____ ENTRIES
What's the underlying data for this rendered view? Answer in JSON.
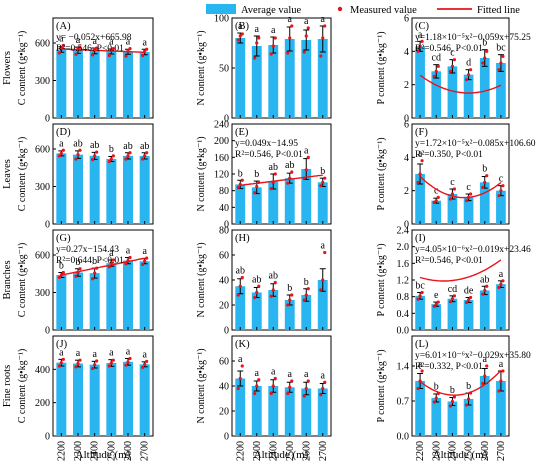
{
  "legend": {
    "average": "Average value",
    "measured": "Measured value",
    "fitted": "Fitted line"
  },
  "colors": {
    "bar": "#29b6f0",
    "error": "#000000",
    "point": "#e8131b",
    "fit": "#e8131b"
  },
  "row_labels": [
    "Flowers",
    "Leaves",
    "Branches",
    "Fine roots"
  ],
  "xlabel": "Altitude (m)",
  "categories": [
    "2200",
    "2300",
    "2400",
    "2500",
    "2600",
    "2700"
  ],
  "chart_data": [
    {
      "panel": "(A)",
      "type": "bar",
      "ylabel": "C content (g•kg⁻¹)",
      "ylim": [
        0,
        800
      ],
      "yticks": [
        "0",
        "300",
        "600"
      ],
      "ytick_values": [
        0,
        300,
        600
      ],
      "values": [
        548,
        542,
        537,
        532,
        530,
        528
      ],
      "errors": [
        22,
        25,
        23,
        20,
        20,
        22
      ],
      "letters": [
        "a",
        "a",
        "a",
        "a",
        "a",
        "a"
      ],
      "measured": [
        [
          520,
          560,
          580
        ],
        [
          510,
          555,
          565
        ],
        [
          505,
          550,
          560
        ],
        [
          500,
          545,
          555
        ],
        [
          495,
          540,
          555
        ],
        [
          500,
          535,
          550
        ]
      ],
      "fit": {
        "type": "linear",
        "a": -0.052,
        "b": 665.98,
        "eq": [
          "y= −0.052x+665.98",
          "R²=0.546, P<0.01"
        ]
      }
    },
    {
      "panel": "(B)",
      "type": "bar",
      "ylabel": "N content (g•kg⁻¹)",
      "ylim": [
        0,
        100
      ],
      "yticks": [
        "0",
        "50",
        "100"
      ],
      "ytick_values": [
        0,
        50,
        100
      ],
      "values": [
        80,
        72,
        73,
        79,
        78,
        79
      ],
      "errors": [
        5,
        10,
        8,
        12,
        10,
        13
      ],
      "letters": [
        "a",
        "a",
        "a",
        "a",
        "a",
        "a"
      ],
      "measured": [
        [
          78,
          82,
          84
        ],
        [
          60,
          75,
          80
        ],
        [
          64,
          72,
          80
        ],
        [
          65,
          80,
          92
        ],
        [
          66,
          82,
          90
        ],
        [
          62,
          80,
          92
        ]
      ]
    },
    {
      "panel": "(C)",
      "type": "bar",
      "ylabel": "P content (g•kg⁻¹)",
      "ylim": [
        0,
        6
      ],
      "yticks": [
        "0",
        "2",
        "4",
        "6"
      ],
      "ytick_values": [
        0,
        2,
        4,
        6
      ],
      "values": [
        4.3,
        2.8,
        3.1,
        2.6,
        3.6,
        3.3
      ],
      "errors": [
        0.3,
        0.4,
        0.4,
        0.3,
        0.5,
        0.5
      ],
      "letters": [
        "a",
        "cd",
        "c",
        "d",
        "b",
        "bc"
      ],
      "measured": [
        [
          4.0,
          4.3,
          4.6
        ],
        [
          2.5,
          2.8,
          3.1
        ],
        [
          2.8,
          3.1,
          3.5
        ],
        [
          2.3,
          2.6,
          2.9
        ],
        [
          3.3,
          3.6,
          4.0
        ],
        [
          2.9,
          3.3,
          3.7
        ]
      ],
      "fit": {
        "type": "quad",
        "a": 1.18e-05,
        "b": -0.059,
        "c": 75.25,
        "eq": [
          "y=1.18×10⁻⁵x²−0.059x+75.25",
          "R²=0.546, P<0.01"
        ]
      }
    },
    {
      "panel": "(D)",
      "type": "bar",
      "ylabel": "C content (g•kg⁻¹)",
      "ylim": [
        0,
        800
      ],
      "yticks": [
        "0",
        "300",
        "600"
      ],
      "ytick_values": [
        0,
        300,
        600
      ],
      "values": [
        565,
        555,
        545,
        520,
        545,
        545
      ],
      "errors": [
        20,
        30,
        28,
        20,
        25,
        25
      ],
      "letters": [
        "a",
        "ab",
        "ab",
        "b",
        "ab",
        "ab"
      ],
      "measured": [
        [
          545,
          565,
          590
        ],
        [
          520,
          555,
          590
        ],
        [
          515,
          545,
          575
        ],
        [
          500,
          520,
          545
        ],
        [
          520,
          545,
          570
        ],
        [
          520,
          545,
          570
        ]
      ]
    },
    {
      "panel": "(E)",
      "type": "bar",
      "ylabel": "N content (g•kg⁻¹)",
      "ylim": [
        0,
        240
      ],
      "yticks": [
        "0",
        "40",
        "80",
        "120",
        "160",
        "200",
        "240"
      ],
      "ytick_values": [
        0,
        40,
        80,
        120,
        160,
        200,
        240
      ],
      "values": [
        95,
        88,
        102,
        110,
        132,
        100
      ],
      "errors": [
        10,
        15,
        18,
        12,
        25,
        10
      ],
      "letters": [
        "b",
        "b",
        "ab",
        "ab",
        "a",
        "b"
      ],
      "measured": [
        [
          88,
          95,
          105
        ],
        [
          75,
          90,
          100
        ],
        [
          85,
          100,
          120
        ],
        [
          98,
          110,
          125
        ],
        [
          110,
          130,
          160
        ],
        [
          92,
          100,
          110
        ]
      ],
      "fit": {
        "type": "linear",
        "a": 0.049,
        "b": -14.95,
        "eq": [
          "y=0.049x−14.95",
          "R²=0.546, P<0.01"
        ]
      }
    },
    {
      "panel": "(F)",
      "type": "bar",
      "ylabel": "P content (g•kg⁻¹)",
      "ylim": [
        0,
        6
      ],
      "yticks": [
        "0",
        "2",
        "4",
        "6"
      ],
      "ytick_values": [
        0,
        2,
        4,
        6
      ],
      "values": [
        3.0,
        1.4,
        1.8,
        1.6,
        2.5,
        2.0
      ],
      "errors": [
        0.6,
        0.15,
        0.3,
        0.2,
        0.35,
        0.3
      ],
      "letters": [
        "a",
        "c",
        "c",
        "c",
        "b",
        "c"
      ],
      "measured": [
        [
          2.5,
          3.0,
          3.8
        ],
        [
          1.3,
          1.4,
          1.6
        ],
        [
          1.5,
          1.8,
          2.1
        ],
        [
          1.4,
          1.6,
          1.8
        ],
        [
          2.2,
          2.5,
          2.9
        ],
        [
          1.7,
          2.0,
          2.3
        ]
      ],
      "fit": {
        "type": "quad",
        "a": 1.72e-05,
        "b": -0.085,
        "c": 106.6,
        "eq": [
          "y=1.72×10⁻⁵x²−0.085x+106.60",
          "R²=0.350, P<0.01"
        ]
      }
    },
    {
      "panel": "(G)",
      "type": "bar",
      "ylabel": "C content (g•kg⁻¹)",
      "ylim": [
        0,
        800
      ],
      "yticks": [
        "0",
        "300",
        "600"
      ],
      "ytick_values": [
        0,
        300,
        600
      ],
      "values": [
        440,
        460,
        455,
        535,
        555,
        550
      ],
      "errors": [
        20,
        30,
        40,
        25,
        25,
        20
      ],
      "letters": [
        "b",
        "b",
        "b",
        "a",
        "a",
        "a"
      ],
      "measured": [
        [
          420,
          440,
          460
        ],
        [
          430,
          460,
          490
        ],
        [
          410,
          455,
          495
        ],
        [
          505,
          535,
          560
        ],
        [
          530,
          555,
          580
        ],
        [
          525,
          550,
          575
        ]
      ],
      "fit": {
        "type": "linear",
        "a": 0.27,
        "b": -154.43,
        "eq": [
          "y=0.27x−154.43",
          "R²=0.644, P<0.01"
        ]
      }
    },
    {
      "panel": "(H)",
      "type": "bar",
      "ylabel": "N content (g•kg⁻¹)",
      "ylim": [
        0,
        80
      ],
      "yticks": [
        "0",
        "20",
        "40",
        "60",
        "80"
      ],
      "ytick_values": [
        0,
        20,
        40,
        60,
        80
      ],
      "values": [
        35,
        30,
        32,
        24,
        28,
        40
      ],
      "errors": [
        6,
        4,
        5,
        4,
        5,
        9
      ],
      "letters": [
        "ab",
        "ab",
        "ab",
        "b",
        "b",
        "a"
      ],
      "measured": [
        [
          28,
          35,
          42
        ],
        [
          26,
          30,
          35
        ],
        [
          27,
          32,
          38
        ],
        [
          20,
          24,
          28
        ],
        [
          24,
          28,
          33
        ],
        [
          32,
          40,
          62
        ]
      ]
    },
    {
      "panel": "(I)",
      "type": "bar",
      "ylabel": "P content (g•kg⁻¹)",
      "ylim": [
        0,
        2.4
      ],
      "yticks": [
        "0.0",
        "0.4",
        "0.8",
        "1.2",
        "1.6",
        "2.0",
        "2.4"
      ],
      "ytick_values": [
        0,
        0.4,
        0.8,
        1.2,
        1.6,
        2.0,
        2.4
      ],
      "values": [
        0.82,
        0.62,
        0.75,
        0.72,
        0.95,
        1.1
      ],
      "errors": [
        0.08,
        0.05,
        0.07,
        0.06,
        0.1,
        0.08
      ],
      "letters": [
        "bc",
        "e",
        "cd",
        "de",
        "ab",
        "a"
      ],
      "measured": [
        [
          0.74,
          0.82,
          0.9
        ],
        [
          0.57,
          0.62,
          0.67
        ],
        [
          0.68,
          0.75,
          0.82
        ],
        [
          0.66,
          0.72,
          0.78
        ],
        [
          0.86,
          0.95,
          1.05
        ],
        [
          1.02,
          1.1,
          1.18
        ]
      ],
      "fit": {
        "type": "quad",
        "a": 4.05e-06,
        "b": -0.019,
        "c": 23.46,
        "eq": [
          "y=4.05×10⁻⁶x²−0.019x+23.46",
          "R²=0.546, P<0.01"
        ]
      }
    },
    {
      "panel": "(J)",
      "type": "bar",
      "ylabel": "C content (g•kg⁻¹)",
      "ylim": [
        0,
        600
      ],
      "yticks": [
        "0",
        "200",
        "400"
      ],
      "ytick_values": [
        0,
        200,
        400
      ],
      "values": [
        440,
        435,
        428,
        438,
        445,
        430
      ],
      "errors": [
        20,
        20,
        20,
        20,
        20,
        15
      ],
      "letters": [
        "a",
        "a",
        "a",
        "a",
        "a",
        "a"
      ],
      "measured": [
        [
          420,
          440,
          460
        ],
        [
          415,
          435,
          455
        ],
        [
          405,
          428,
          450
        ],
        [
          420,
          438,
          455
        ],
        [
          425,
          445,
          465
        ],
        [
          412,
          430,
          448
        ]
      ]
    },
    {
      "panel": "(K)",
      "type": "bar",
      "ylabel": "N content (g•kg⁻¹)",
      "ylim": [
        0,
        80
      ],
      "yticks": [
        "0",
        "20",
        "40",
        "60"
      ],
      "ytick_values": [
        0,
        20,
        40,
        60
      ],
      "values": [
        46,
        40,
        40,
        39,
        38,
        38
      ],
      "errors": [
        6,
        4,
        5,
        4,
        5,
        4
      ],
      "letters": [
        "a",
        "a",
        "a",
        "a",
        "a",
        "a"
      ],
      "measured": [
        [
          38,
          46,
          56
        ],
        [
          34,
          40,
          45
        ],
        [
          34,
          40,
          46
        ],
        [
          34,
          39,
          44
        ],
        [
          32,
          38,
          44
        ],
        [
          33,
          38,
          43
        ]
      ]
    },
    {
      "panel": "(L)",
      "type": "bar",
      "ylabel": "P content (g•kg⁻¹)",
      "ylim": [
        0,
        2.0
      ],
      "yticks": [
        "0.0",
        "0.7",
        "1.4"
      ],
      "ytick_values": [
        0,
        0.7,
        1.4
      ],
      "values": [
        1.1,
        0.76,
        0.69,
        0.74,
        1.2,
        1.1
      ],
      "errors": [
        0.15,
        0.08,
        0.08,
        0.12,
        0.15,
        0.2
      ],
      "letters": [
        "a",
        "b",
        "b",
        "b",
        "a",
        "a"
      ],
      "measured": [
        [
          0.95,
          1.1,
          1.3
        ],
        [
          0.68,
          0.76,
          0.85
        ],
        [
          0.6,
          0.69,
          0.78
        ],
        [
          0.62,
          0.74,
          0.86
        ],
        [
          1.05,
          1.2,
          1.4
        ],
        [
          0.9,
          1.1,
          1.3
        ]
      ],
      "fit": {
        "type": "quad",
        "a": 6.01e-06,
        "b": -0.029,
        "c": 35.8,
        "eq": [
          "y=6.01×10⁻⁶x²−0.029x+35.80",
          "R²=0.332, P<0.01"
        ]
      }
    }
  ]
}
________
In the records, locate each line holding the string "panel" and copy it.

      "panel": "(A)",
      "panel": "(B)",
      "panel": "(C)",
      "panel": "(D)",
      "panel": "(E)",
      "panel": "(F)",
      "panel": "(G)",
      "panel": "(H)",
      "panel": "(I)",
      "panel": "(J)",
      "panel": "(K)",
      "panel": "(L)",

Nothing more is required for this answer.